──────── Given data ────────

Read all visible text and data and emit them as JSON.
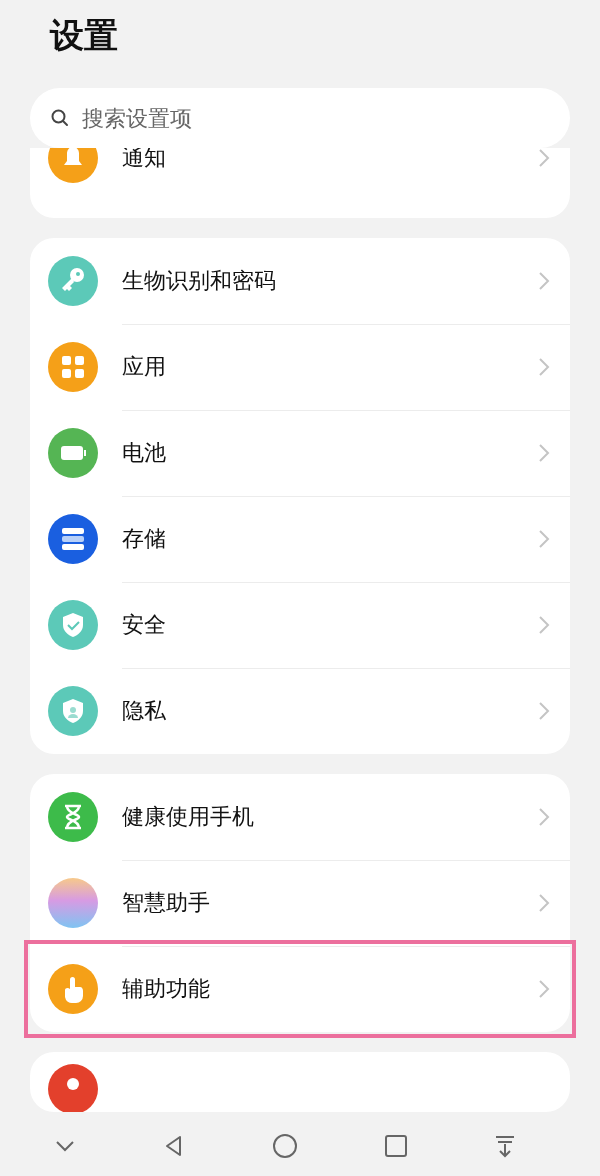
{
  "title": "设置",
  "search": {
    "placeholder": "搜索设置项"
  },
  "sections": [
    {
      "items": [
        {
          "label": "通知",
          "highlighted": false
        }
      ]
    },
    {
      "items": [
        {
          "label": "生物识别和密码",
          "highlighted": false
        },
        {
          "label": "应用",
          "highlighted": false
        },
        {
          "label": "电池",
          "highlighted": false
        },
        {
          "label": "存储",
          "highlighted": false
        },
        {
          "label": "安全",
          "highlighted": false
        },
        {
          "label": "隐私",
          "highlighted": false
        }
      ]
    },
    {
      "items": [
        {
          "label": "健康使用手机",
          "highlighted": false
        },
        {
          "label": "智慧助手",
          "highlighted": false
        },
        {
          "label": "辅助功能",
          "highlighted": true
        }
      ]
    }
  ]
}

────────
──────── Given data ────────

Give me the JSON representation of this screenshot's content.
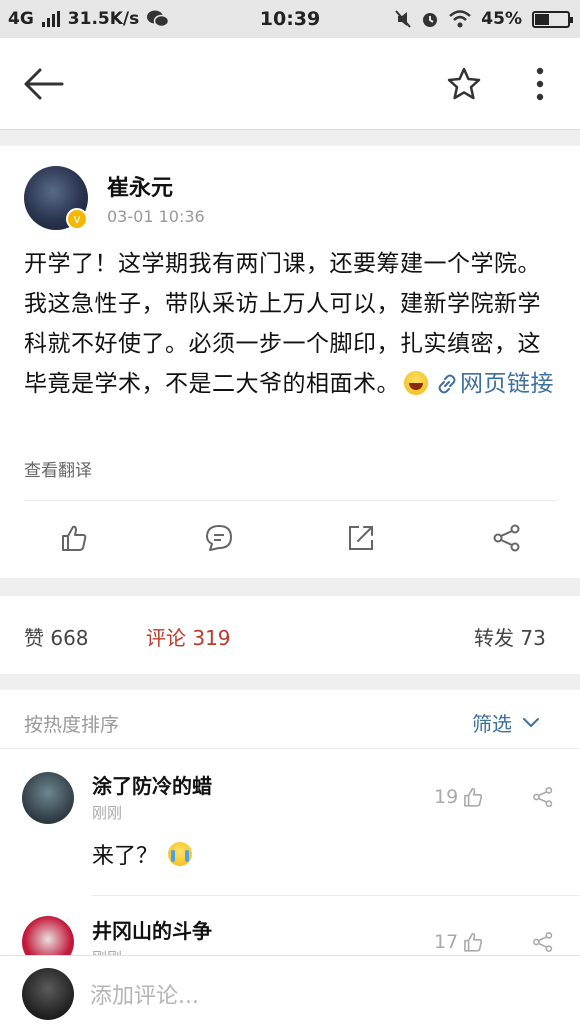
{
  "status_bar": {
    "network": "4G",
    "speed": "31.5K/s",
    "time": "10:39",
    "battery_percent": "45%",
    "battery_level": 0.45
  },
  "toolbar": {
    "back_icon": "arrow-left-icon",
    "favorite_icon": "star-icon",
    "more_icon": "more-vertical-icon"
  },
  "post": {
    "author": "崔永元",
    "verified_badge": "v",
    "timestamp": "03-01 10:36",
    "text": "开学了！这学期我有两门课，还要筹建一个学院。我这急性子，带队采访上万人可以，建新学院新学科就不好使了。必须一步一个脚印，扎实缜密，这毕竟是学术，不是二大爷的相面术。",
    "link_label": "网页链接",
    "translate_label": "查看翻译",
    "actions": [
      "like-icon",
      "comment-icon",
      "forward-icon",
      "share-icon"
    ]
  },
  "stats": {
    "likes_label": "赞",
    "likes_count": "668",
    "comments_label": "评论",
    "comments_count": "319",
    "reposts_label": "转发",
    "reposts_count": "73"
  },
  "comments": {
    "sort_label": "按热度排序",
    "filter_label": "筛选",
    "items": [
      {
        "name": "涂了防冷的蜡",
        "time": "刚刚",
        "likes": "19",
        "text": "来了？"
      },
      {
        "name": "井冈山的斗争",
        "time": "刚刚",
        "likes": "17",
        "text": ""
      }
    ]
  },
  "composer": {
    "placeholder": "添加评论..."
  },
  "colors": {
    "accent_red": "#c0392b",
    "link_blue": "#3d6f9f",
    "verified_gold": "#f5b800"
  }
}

────────

- The task -
Pull out all lines containing the word "text" from the entries above.

- Exercise output -
Read all visible text and data and emit them as JSON.
    "text": "开学了！这学期我有两门课，还要筹建一个学院。我这急性子，带队采访上万人可以，建新学院新学科就不好使了。必须一步一个脚印，扎实缜密，这毕竟是学术，不是二大爷的相面术。",
        "text": "来了？"
        "text": ""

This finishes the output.